# [RECORD SET]
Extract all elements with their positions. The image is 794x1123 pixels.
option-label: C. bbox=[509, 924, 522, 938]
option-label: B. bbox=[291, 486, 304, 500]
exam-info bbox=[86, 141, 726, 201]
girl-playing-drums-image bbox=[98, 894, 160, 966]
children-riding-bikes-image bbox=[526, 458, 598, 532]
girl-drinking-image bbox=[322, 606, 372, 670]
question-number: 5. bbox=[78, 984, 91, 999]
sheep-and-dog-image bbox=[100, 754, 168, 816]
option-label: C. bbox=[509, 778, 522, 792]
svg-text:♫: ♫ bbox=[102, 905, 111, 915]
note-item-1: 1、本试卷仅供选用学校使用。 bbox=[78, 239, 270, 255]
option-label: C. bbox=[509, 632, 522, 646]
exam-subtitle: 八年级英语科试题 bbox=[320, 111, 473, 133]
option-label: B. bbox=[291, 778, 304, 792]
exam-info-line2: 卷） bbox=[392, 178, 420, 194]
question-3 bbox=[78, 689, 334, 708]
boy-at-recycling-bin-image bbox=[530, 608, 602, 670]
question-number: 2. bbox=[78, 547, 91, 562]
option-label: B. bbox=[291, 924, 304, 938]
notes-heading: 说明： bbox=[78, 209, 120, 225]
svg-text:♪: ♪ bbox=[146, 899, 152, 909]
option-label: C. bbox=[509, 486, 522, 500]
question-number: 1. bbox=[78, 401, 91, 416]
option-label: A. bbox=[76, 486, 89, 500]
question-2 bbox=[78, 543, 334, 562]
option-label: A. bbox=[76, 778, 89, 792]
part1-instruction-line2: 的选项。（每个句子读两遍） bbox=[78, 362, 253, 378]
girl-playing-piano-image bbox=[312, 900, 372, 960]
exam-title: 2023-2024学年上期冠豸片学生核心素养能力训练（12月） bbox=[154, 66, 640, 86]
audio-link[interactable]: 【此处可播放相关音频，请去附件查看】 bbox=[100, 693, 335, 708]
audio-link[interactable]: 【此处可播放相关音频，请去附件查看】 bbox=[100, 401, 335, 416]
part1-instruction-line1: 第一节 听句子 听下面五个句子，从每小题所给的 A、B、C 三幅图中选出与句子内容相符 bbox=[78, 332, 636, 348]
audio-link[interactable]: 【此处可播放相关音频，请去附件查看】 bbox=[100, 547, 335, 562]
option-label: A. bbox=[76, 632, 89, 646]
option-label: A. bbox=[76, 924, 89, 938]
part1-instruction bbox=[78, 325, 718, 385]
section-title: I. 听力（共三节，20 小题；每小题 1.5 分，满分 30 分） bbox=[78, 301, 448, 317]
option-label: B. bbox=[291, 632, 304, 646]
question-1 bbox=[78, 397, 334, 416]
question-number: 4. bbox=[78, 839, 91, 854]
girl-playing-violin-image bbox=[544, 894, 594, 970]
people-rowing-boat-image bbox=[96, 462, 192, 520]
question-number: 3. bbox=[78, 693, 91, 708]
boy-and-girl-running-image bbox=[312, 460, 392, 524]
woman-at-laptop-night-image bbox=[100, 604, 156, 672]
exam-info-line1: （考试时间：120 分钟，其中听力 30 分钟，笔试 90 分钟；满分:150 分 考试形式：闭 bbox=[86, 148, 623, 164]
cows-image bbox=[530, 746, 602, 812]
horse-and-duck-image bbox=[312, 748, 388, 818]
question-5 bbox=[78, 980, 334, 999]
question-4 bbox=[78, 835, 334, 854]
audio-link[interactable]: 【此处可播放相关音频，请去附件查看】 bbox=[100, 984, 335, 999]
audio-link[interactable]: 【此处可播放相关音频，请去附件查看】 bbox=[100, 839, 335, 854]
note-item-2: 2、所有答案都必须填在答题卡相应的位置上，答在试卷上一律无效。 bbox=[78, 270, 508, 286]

# [AIM OF THE EXERCISE]
Rewrite the data above, changing each "option-label" to "answer-label" and keeping every other character the same.

# [OUTPUT FOR THIS TASK]
Extract all elements with their positions. The image is 794x1123 pixels.
answer-label: C. bbox=[509, 924, 522, 938]
answer-label: B. bbox=[291, 486, 304, 500]
exam-info bbox=[86, 141, 726, 201]
girl-playing-drums-image bbox=[98, 894, 160, 966]
children-riding-bikes-image bbox=[526, 458, 598, 532]
girl-drinking-image bbox=[322, 606, 372, 670]
question-number: 5. bbox=[78, 984, 91, 999]
sheep-and-dog-image bbox=[100, 754, 168, 816]
answer-label: C. bbox=[509, 778, 522, 792]
svg-text:♫: ♫ bbox=[102, 905, 111, 915]
note-item-1: 1、本试卷仅供选用学校使用。 bbox=[78, 239, 270, 255]
answer-label: C. bbox=[509, 632, 522, 646]
exam-subtitle: 八年级英语科试题 bbox=[320, 111, 473, 133]
answer-label: B. bbox=[291, 778, 304, 792]
exam-info-line2: 卷） bbox=[392, 178, 420, 194]
question-3 bbox=[78, 689, 334, 708]
boy-at-recycling-bin-image bbox=[530, 608, 602, 670]
question-number: 2. bbox=[78, 547, 91, 562]
answer-label: B. bbox=[291, 924, 304, 938]
notes-heading: 说明： bbox=[78, 209, 120, 225]
svg-text:♪: ♪ bbox=[146, 899, 152, 909]
answer-label: C. bbox=[509, 486, 522, 500]
question-number: 1. bbox=[78, 401, 91, 416]
answer-label: A. bbox=[76, 486, 89, 500]
question-2 bbox=[78, 543, 334, 562]
answer-label: A. bbox=[76, 778, 89, 792]
part1-instruction-line2: 的选项。（每个句子读两遍） bbox=[78, 362, 253, 378]
girl-playing-piano-image bbox=[312, 900, 372, 960]
exam-title: 2023-2024学年上期冠豸片学生核心素养能力训练（12月） bbox=[154, 66, 640, 86]
audio-link[interactable]: 【此处可播放相关音频，请去附件查看】 bbox=[100, 693, 335, 708]
audio-link[interactable]: 【此处可播放相关音频，请去附件查看】 bbox=[100, 401, 335, 416]
part1-instruction-line1: 第一节 听句子 听下面五个句子，从每小题所给的 A、B、C 三幅图中选出与句子内容相符 bbox=[78, 332, 636, 348]
audio-link[interactable]: 【此处可播放相关音频，请去附件查看】 bbox=[100, 547, 335, 562]
answer-label: A. bbox=[76, 632, 89, 646]
answer-label: A. bbox=[76, 924, 89, 938]
part1-instruction bbox=[78, 325, 718, 385]
section-title: I. 听力（共三节，20 小题；每小题 1.5 分，满分 30 分） bbox=[78, 301, 448, 317]
answer-label: B. bbox=[291, 632, 304, 646]
question-1 bbox=[78, 397, 334, 416]
question-number: 4. bbox=[78, 839, 91, 854]
girl-playing-violin-image bbox=[544, 894, 594, 970]
people-rowing-boat-image bbox=[96, 462, 192, 520]
question-number: 3. bbox=[78, 693, 91, 708]
boy-and-girl-running-image bbox=[312, 460, 392, 524]
woman-at-laptop-night-image bbox=[100, 604, 156, 672]
exam-info-line1: （考试时间：120 分钟，其中听力 30 分钟，笔试 90 分钟；满分:150 分 考试形式：闭 bbox=[86, 148, 623, 164]
cows-image bbox=[530, 746, 602, 812]
horse-and-duck-image bbox=[312, 748, 388, 818]
question-5 bbox=[78, 980, 334, 999]
question-4 bbox=[78, 835, 334, 854]
audio-link[interactable]: 【此处可播放相关音频，请去附件查看】 bbox=[100, 984, 335, 999]
audio-link[interactable]: 【此处可播放相关音频，请去附件查看】 bbox=[100, 839, 335, 854]
note-item-2: 2、所有答案都必须填在答题卡相应的位置上，答在试卷上一律无效。 bbox=[78, 270, 508, 286]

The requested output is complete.